▶ _Exercise_:
Extract the full listing verbatim and drop any pictures from your copy.

▶ _Source data_:
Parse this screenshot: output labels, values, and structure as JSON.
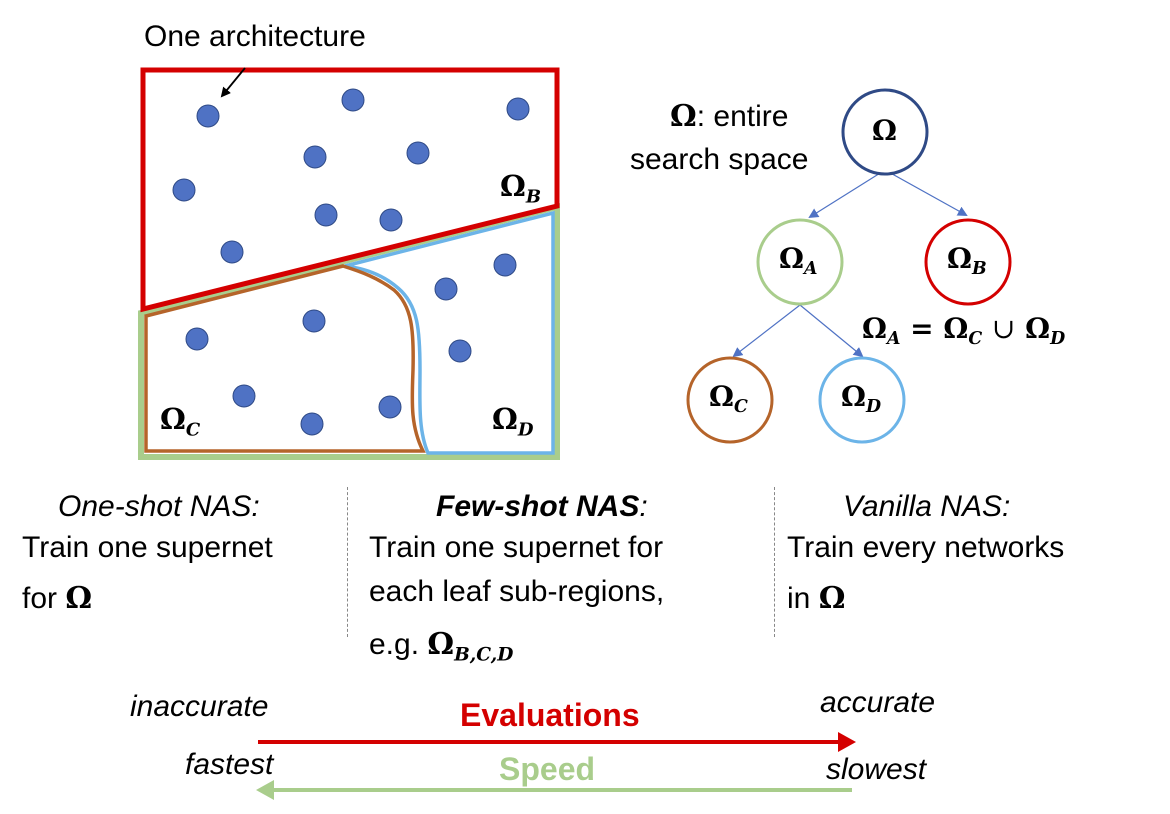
{
  "annotation": "One architecture",
  "region_labels": {
    "omega_b": {
      "sym": "Ω",
      "sub": "B"
    },
    "omega_c": {
      "sym": "Ω",
      "sub": "C"
    },
    "omega_d": {
      "sym": "Ω",
      "sub": "D"
    }
  },
  "tree": {
    "root_desc_sym": "Ω",
    "root_desc_line1": ": entire",
    "root_desc_line2": "search space",
    "nodes": {
      "root": {
        "sym": "Ω",
        "sub": ""
      },
      "a": {
        "sym": "Ω",
        "sub": "A"
      },
      "b": {
        "sym": "Ω",
        "sub": "B"
      },
      "c": {
        "sym": "Ω",
        "sub": "C"
      },
      "d": {
        "sym": "Ω",
        "sub": "D"
      }
    },
    "equation": {
      "lhs_sub": "A",
      "eq": "=",
      "c_sub": "C",
      "union": "∪",
      "d_sub": "D",
      "sym": "Ω"
    }
  },
  "methods": [
    {
      "title": "One-shot NAS:",
      "line1": "Train one supernet",
      "line2": "for ",
      "line2_sym": "Ω",
      "line3": ""
    },
    {
      "title": "Few-shot NAS",
      "title_suffix": ":",
      "line1": "Train one supernet for",
      "line2": "each leaf sub-regions,",
      "line3": "e.g. ",
      "line3_sym": "Ω",
      "line3_sub": "B,C,D"
    },
    {
      "title": "Vanilla NAS:",
      "line1": "Train every networks",
      "line2": "in ",
      "line2_sym": "Ω"
    }
  ],
  "scale": {
    "left_top": "inaccurate",
    "left_bottom": "fastest",
    "right_top": "accurate",
    "right_bottom": "slowest",
    "evaluations_label": "Evaluations",
    "speed_label": "Speed",
    "evaluations_color": "#d40000",
    "speed_color": "#a9cd8c"
  },
  "colors": {
    "omega_b": "#d40000",
    "omega_a": "#a9cd8c",
    "omega_c": "#b5642a",
    "omega_d": "#6cb4e8",
    "root": "#2f4a86",
    "dot": "#4f72c4"
  }
}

▶ _Answer to the task_:
Parse this screenshot: output labels, values, and structure as JSON.
{
  "annotation": "One architecture",
  "region_labels": {
    "omega_b": {
      "sym": "Ω",
      "sub": "B"
    },
    "omega_c": {
      "sym": "Ω",
      "sub": "C"
    },
    "omega_d": {
      "sym": "Ω",
      "sub": "D"
    }
  },
  "tree": {
    "root_desc_sym": "Ω",
    "root_desc_line1": ": entire",
    "root_desc_line2": "search space",
    "nodes": {
      "root": {
        "sym": "Ω",
        "sub": ""
      },
      "a": {
        "sym": "Ω",
        "sub": "A"
      },
      "b": {
        "sym": "Ω",
        "sub": "B"
      },
      "c": {
        "sym": "Ω",
        "sub": "C"
      },
      "d": {
        "sym": "Ω",
        "sub": "D"
      }
    },
    "equation": {
      "lhs_sub": "A",
      "eq": "=",
      "c_sub": "C",
      "union": "∪",
      "d_sub": "D",
      "sym": "Ω"
    }
  },
  "methods": [
    {
      "title": "One-shot NAS:",
      "line1": "Train one supernet",
      "line2": "for ",
      "line2_sym": "Ω",
      "line3": ""
    },
    {
      "title": "Few-shot NAS",
      "title_suffix": ":",
      "line1": "Train one supernet for",
      "line2": "each leaf sub-regions,",
      "line3": "e.g. ",
      "line3_sym": "Ω",
      "line3_sub": "B,C,D"
    },
    {
      "title": "Vanilla NAS:",
      "line1": "Train every networks",
      "line2": "in ",
      "line2_sym": "Ω"
    }
  ],
  "scale": {
    "left_top": "inaccurate",
    "left_bottom": "fastest",
    "right_top": "accurate",
    "right_bottom": "slowest",
    "evaluations_label": "Evaluations",
    "speed_label": "Speed",
    "evaluations_color": "#d40000",
    "speed_color": "#a9cd8c"
  },
  "colors": {
    "omega_b": "#d40000",
    "omega_a": "#a9cd8c",
    "omega_c": "#b5642a",
    "omega_d": "#6cb4e8",
    "root": "#2f4a86",
    "dot": "#4f72c4"
  }
}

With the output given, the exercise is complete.